§ Exercise
Exactly reproduce the lines that follow.

# Data to use start

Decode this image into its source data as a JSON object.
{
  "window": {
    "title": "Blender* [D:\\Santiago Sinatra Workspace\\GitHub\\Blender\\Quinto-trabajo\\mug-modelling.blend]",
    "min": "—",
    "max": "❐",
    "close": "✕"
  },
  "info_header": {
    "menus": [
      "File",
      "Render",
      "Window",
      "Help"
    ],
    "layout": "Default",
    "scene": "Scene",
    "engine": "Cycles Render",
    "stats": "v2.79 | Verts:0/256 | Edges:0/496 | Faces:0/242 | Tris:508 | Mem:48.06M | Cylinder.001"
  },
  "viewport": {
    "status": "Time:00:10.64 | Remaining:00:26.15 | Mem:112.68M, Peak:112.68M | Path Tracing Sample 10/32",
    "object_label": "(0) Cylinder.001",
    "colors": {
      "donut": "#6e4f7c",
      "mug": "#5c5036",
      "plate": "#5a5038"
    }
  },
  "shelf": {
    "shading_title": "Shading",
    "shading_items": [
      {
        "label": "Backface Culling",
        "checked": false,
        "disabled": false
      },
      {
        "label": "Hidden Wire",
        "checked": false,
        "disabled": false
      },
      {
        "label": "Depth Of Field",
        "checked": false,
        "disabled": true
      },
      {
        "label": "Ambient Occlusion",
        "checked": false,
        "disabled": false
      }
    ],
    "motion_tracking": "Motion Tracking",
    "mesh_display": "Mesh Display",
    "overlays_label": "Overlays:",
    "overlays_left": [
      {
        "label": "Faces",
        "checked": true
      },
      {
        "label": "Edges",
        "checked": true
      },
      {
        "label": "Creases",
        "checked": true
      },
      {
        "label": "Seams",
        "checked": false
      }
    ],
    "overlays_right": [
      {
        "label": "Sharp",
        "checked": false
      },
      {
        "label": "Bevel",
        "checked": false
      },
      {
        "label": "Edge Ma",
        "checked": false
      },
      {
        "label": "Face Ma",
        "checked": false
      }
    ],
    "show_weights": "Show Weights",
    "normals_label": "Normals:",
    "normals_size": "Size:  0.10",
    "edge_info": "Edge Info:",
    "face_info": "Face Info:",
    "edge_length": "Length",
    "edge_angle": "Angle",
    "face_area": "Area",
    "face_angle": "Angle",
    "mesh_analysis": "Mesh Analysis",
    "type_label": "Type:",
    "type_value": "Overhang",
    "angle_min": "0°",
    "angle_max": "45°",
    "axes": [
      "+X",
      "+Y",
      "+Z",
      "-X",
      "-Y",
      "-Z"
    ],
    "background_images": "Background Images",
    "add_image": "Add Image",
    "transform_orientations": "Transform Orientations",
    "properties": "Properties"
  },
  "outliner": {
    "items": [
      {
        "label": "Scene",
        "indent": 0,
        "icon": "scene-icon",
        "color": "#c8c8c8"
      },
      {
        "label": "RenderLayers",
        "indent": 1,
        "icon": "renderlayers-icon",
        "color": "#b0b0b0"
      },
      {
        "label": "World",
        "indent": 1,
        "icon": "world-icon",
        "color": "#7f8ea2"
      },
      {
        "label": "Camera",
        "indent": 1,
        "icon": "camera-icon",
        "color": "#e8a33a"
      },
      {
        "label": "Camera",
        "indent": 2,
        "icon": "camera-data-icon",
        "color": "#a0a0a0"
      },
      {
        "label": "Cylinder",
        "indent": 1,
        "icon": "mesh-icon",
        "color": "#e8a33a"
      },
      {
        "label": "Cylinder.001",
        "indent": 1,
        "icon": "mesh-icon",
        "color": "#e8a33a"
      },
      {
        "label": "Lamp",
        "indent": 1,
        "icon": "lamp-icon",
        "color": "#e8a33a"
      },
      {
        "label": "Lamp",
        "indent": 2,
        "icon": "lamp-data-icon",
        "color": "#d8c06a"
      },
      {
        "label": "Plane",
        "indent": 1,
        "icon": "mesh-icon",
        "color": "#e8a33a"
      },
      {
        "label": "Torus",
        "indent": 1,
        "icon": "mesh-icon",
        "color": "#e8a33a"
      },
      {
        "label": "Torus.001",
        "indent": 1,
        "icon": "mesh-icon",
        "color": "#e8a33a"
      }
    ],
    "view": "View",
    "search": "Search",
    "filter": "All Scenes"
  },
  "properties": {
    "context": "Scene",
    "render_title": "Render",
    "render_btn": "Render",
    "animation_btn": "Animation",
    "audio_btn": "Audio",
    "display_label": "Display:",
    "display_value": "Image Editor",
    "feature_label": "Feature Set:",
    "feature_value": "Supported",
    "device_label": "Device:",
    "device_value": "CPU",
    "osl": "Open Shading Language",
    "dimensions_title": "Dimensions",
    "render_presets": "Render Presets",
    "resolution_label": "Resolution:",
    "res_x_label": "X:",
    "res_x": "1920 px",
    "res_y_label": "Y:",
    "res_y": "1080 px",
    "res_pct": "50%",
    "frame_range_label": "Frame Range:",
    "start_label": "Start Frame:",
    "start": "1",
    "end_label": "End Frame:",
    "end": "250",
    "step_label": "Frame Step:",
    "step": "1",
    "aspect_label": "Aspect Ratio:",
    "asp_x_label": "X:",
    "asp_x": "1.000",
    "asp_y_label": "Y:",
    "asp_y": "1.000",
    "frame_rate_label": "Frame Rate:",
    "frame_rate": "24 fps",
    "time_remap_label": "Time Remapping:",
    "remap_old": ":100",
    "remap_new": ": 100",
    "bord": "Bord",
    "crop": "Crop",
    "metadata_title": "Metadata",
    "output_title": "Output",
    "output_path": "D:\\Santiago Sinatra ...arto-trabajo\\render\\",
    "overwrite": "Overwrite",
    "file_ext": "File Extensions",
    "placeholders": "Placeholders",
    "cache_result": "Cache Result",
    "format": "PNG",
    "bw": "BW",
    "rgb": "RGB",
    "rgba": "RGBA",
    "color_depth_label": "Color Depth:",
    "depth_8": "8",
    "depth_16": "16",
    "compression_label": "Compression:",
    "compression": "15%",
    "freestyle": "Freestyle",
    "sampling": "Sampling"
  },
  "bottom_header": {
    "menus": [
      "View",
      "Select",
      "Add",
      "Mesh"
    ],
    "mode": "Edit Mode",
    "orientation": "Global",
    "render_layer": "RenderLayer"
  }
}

# Data to use end

§ Task output
Decode this image into its source data as a JSON object.
{
  "window": {
    "title": "Blender* [D:\\Santiago Sinatra Workspace\\GitHub\\Blender\\Quinto-trabajo\\mug-modelling.blend]",
    "min": "—",
    "max": "❐",
    "close": "✕"
  },
  "info_header": {
    "menus": [
      "File",
      "Render",
      "Window",
      "Help"
    ],
    "layout": "Default",
    "scene": "Scene",
    "engine": "Cycles Render",
    "stats": "v2.79 | Verts:0/256 | Edges:0/496 | Faces:0/242 | Tris:508 | Mem:48.06M | Cylinder.001"
  },
  "viewport": {
    "status": "Time:00:10.64 | Remaining:00:26.15 | Mem:112.68M, Peak:112.68M | Path Tracing Sample 10/32",
    "object_label": "(0) Cylinder.001",
    "colors": {
      "donut": "#6e4f7c",
      "mug": "#5c5036",
      "plate": "#5a5038"
    }
  },
  "shelf": {
    "shading_title": "Shading",
    "shading_items": [
      {
        "label": "Backface Culling",
        "checked": false,
        "disabled": false
      },
      {
        "label": "Hidden Wire",
        "checked": false,
        "disabled": false
      },
      {
        "label": "Depth Of Field",
        "checked": false,
        "disabled": true
      },
      {
        "label": "Ambient Occlusion",
        "checked": false,
        "disabled": false
      }
    ],
    "motion_tracking": "Motion Tracking",
    "mesh_display": "Mesh Display",
    "overlays_label": "Overlays:",
    "overlays_left": [
      {
        "label": "Faces",
        "checked": true
      },
      {
        "label": "Edges",
        "checked": true
      },
      {
        "label": "Creases",
        "checked": true
      },
      {
        "label": "Seams",
        "checked": false
      }
    ],
    "overlays_right": [
      {
        "label": "Sharp",
        "checked": false
      },
      {
        "label": "Bevel",
        "checked": false
      },
      {
        "label": "Edge Ma",
        "checked": false
      },
      {
        "label": "Face Ma",
        "checked": false
      }
    ],
    "show_weights": "Show Weights",
    "normals_label": "Normals:",
    "normals_size": "Size:  0.10",
    "edge_info": "Edge Info:",
    "face_info": "Face Info:",
    "edge_length": "Length",
    "edge_angle": "Angle",
    "face_area": "Area",
    "face_angle": "Angle",
    "mesh_analysis": "Mesh Analysis",
    "type_label": "Type:",
    "type_value": "Overhang",
    "angle_min": "0°",
    "angle_max": "45°",
    "axes": [
      "+X",
      "+Y",
      "+Z",
      "-X",
      "-Y",
      "-Z"
    ],
    "background_images": "Background Images",
    "add_image": "Add Image",
    "transform_orientations": "Transform Orientations",
    "properties": "Properties"
  },
  "outliner": {
    "items": [
      {
        "label": "Scene",
        "indent": 0,
        "icon": "scene-icon",
        "color": "#c8c8c8"
      },
      {
        "label": "RenderLayers",
        "indent": 1,
        "icon": "renderlayers-icon",
        "color": "#b0b0b0"
      },
      {
        "label": "World",
        "indent": 1,
        "icon": "world-icon",
        "color": "#7f8ea2"
      },
      {
        "label": "Camera",
        "indent": 1,
        "icon": "camera-icon",
        "color": "#e8a33a"
      },
      {
        "label": "Camera",
        "indent": 2,
        "icon": "camera-data-icon",
        "color": "#a0a0a0"
      },
      {
        "label": "Cylinder",
        "indent": 1,
        "icon": "mesh-icon",
        "color": "#e8a33a"
      },
      {
        "label": "Cylinder.001",
        "indent": 1,
        "icon": "mesh-icon",
        "color": "#e8a33a"
      },
      {
        "label": "Lamp",
        "indent": 1,
        "icon": "lamp-icon",
        "color": "#e8a33a"
      },
      {
        "label": "Lamp",
        "indent": 2,
        "icon": "lamp-data-icon",
        "color": "#d8c06a"
      },
      {
        "label": "Plane",
        "indent": 1,
        "icon": "mesh-icon",
        "color": "#e8a33a"
      },
      {
        "label": "Torus",
        "indent": 1,
        "icon": "mesh-icon",
        "color": "#e8a33a"
      },
      {
        "label": "Torus.001",
        "indent": 1,
        "icon": "mesh-icon",
        "color": "#e8a33a"
      }
    ],
    "view": "View",
    "search": "Search",
    "filter": "All Scenes"
  },
  "properties": {
    "context": "Scene",
    "render_title": "Render",
    "render_btn": "Render",
    "animation_btn": "Animation",
    "audio_btn": "Audio",
    "display_label": "Display:",
    "display_value": "Image Editor",
    "feature_label": "Feature Set:",
    "feature_value": "Supported",
    "device_label": "Device:",
    "device_value": "CPU",
    "osl": "Open Shading Language",
    "dimensions_title": "Dimensions",
    "render_presets": "Render Presets",
    "resolution_label": "Resolution:",
    "res_x_label": "X:",
    "res_x": "1920 px",
    "res_y_label": "Y:",
    "res_y": "1080 px",
    "res_pct": "50%",
    "frame_range_label": "Frame Range:",
    "start_label": "Start Frame:",
    "start": "1",
    "end_label": "End Frame:",
    "end": "250",
    "step_label": "Frame Step:",
    "step": "1",
    "aspect_label": "Aspect Ratio:",
    "asp_x_label": "X:",
    "asp_x": "1.000",
    "asp_y_label": "Y:",
    "asp_y": "1.000",
    "frame_rate_label": "Frame Rate:",
    "frame_rate": "24 fps",
    "time_remap_label": "Time Remapping:",
    "remap_old": ":100",
    "remap_new": ": 100",
    "bord": "Bord",
    "crop": "Crop",
    "metadata_title": "Metadata",
    "output_title": "Output",
    "output_path": "D:\\Santiago Sinatra ...arto-trabajo\\render\\",
    "overwrite": "Overwrite",
    "file_ext": "File Extensions",
    "placeholders": "Placeholders",
    "cache_result": "Cache Result",
    "format": "PNG",
    "bw": "BW",
    "rgb": "RGB",
    "rgba": "RGBA",
    "color_depth_label": "Color Depth:",
    "depth_8": "8",
    "depth_16": "16",
    "compression_label": "Compression:",
    "compression": "15%",
    "freestyle": "Freestyle",
    "sampling": "Sampling"
  },
  "bottom_header": {
    "menus": [
      "View",
      "Select",
      "Add",
      "Mesh"
    ],
    "mode": "Edit Mode",
    "orientation": "Global",
    "render_layer": "RenderLayer"
  }
}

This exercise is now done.